'''

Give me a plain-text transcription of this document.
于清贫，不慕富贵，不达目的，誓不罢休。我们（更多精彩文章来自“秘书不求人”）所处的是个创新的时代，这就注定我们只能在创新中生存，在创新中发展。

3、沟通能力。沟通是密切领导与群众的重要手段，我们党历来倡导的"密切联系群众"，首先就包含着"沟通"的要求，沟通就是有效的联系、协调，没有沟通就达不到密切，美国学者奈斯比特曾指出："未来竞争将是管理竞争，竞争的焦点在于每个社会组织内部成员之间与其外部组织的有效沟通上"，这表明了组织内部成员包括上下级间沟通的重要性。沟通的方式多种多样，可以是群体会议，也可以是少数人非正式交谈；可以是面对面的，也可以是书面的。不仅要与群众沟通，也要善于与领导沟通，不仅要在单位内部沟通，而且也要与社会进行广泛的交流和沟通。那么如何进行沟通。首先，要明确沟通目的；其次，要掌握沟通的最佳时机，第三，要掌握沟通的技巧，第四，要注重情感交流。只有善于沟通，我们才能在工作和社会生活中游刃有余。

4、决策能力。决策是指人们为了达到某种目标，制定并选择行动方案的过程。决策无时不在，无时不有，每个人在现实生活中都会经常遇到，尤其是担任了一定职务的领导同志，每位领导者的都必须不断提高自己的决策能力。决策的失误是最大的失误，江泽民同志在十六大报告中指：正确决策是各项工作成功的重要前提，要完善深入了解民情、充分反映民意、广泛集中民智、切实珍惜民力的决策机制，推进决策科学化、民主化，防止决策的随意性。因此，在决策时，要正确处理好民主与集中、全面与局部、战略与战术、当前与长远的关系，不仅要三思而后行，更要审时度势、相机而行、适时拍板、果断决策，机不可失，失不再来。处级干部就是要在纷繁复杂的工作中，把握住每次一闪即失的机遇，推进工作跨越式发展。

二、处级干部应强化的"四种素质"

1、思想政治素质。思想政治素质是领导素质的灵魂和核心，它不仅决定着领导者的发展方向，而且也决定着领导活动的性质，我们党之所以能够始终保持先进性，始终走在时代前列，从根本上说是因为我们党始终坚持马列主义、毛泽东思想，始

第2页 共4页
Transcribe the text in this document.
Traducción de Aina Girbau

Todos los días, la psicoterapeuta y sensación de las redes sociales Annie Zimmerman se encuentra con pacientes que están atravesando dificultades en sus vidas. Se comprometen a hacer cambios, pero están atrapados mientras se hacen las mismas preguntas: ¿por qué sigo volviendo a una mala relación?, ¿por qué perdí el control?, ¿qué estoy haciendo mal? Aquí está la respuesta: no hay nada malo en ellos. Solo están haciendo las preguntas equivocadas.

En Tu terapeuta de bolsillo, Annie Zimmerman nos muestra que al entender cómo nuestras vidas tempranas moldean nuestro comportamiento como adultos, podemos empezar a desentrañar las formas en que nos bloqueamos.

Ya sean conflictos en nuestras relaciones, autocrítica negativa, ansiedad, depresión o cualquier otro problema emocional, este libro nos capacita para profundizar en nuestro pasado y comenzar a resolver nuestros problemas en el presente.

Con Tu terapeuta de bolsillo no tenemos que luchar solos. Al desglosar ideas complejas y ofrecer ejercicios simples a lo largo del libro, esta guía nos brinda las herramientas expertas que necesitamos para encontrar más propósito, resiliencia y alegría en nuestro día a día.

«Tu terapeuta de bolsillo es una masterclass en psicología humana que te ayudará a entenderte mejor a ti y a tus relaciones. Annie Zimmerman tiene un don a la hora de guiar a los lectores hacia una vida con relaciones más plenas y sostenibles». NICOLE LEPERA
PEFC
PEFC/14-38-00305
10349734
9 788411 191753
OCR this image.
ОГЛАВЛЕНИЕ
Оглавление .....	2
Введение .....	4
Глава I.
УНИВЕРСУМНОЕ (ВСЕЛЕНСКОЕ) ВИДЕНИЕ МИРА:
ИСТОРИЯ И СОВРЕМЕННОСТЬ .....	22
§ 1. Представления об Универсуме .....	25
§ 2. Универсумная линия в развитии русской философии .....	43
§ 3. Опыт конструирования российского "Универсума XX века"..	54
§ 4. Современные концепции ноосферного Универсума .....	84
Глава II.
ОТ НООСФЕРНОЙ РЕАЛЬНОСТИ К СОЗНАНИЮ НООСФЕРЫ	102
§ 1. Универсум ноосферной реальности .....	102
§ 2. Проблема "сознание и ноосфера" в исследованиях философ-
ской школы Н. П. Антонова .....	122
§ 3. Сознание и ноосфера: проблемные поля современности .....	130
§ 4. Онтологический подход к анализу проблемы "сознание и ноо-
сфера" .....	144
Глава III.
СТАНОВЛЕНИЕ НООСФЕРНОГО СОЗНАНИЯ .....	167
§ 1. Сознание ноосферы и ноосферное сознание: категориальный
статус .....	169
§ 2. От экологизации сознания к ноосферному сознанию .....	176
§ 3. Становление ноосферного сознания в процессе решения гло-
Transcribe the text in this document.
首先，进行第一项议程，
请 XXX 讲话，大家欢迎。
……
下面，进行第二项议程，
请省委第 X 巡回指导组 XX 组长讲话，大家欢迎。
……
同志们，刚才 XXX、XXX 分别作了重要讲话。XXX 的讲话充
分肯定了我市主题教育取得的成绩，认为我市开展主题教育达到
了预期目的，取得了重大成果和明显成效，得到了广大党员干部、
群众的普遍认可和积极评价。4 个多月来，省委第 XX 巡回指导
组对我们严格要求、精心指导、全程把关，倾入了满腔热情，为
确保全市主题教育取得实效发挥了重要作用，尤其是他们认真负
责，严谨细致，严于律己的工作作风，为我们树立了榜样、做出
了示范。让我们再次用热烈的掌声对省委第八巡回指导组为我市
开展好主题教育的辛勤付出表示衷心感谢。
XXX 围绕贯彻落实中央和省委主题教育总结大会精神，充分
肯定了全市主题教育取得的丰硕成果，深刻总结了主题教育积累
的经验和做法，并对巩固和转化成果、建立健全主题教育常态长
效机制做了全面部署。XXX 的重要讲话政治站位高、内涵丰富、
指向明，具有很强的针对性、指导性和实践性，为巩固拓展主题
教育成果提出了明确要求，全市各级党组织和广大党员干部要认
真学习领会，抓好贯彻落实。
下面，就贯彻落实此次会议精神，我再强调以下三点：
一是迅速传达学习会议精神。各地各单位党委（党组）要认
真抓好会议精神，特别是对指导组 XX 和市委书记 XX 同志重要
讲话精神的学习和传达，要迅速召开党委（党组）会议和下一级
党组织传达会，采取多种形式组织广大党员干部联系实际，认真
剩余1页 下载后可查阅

'''

● Objective
Write the material out again word for word.

● Expected output
Give me a plain-text transcription of this document.
于清贫，不慕富贵，不达目的，誓不罢休。我们（更多精彩文章来自“秘书不求人”）所处的是个创新的时代，这就注定我们只能在创新中生存，在创新中发展。

3、沟通能力。沟通是密切领导与群众的重要手段，我们党历来倡导的"密切联系群众"，首先就包含着"沟通"的要求，沟通就是有效的联系、协调，没有沟通就达不到密切，美国学者奈斯比特曾指出："未来竞争将是管理竞争，竞争的焦点在于每个社会组织内部成员之间与其外部组织的有效沟通上"，这表明了组织内部成员包括上下级间沟通的重要性。沟通的方式多种多样，可以是群体会议，也可以是少数人非正式交谈；可以是面对面的，也可以是书面的。不仅要与群众沟通，也要善于与领导沟通，不仅要在单位内部沟通，而且也要与社会进行广泛的交流和沟通。那么如何进行沟通。首先，要明确沟通目的；其次，要掌握沟通的最佳时机，第三，要掌握沟通的技巧，第四，要注重情感交流。只有善于沟通，我们才能在工作和社会生活中游刃有余。

4、决策能力。决策是指人们为了达到某种目标，制定并选择行动方案的过程。决策无时不在，无时不有，每个人在现实生活中都会经常遇到，尤其是担任了一定职务的领导同志，每位领导者的都必须不断提高自己的决策能力。决策的失误是最大的失误，江泽民同志在十六大报告中指：正确决策是各项工作成功的重要前提，要完善深入了解民情、充分反映民意、广泛集中民智、切实珍惜民力的决策机制，推进决策科学化、民主化，防止决策的随意性。因此，在决策时，要正确处理好民主与集中、全面与局部、战略与战术、当前与长远的关系，不仅要三思而后行，更要审时度势、相机而行、适时拍板、果断决策，机不可失，失不再来。处级干部就是要在纷繁复杂的工作中，把握住每次一闪即失的机遇，推进工作跨越式发展。

二、处级干部应强化的"四种素质"

1、思想政治素质。思想政治素质是领导素质的灵魂和核心，它不仅决定着领导者的发展方向，而且也决定着领导活动的性质，我们党之所以能够始终保持先进性，始终走在时代前列，从根本上说是因为我们党始终坚持马列主义、毛泽东思想，始

第2页 共4页
Transcribe the text in this document.
Traducción de Aina Girbau

Todos los días, la psicoterapeuta y sensación de las redes sociales Annie Zimmerman se encuentra con pacientes que están atravesando dificultades en sus vidas. Se comprometen a hacer cambios, pero están atrapados mientras se hacen las mismas preguntas: ¿por qué sigo volviendo a una mala relación?, ¿por qué perdí el control?, ¿qué estoy haciendo mal? Aquí está la respuesta: no hay nada malo en ellos. Solo están haciendo las preguntas equivocadas.

En Tu terapeuta de bolsillo, Annie Zimmerman nos muestra que al entender cómo nuestras vidas tempranas moldean nuestro comportamiento como adultos, podemos empezar a desentrañar las formas en que nos bloqueamos.

Ya sean conflictos en nuestras relaciones, autocrítica negativa, ansiedad, depresión o cualquier otro problema emocional, este libro nos capacita para profundizar en nuestro pasado y comenzar a resolver nuestros problemas en el presente.

Con Tu terapeuta de bolsillo no tenemos que luchar solos. Al desglosar ideas complejas y ofrecer ejercicios simples a lo largo del libro, esta guía nos brinda las herramientas expertas que necesitamos para encontrar más propósito, resiliencia y alegría en nuestro día a día.

«Tu terapeuta de bolsillo es una masterclass en psicología humana que te ayudará a entenderte mejor a ti y a tus relaciones. Annie Zimmerman tiene un don a la hora de guiar a los lectores hacia una vida con relaciones más plenas y sostenibles». NICOLE LEPERA
PEFC
PEFC/14-38-00305
10349734
9 788411 191753
OCR this image.
ОГЛАВЛЕНИЕ
Оглавление .....	2
Введение .....	4
Глава I.
УНИВЕРСУМНОЕ (ВСЕЛЕНСКОЕ) ВИДЕНИЕ МИРА:
ИСТОРИЯ И СОВРЕМЕННОСТЬ .....	22
§ 1. Представления об Универсуме .....	25
§ 2. Универсумная линия в развитии русской философии .....	43
§ 3. Опыт конструирования российского "Универсума XX века"..	54
§ 4. Современные концепции ноосферного Универсума .....	84
Глава II.
ОТ НООСФЕРНОЙ РЕАЛЬНОСТИ К СОЗНАНИЮ НООСФЕРЫ	102
§ 1. Универсум ноосферной реальности .....	102
§ 2. Проблема "сознание и ноосфера" в исследованиях философ-
ской школы Н. П. Антонова .....	122
§ 3. Сознание и ноосфера: проблемные поля современности .....	130
§ 4. Онтологический подход к анализу проблемы "сознание и ноо-
сфера" .....	144
Глава III.
СТАНОВЛЕНИЕ НООСФЕРНОГО СОЗНАНИЯ .....	167
§ 1. Сознание ноосферы и ноосферное сознание: категориальный
статус .....	169
§ 2. От экологизации сознания к ноосферному сознанию .....	176
§ 3. Становление ноосферного сознания в процессе решения гло-
Transcribe the text in this document.
首先，进行第一项议程，
请 XXX 讲话，大家欢迎。
……
下面，进行第二项议程，
请省委第 X 巡回指导组 XX 组长讲话，大家欢迎。
……
同志们，刚才 XXX、XXX 分别作了重要讲话。XXX 的讲话充
分肯定了我市主题教育取得的成绩，认为我市开展主题教育达到
了预期目的，取得了重大成果和明显成效，得到了广大党员干部、
群众的普遍认可和积极评价。4 个多月来，省委第 XX 巡回指导
组对我们严格要求、精心指导、全程把关，倾入了满腔热情，为
确保全市主题教育取得实效发挥了重要作用，尤其是他们认真负
责，严谨细致，严于律己的工作作风，为我们树立了榜样、做出
了示范。让我们再次用热烈的掌声对省委第八巡回指导组为我市
开展好主题教育的辛勤付出表示衷心感谢。
XXX 围绕贯彻落实中央和省委主题教育总结大会精神，充分
肯定了全市主题教育取得的丰硕成果，深刻总结了主题教育积累
的经验和做法，并对巩固和转化成果、建立健全主题教育常态长
效机制做了全面部署。XXX 的重要讲话政治站位高、内涵丰富、
指向明，具有很强的针对性、指导性和实践性，为巩固拓展主题
教育成果提出了明确要求，全市各级党组织和广大党员干部要认
真学习领会，抓好贯彻落实。
下面，就贯彻落实此次会议精神，我再强调以下三点：
一是迅速传达学习会议精神。各地各单位党委（党组）要认
真抓好会议精神，特别是对指导组 XX 和市委书记 XX 同志重要
讲话精神的学习和传达，要迅速召开党委（党组）会议和下一级
党组织传达会，采取多种形式组织广大党员干部联系实际，认真
剩余1页 下载后可查阅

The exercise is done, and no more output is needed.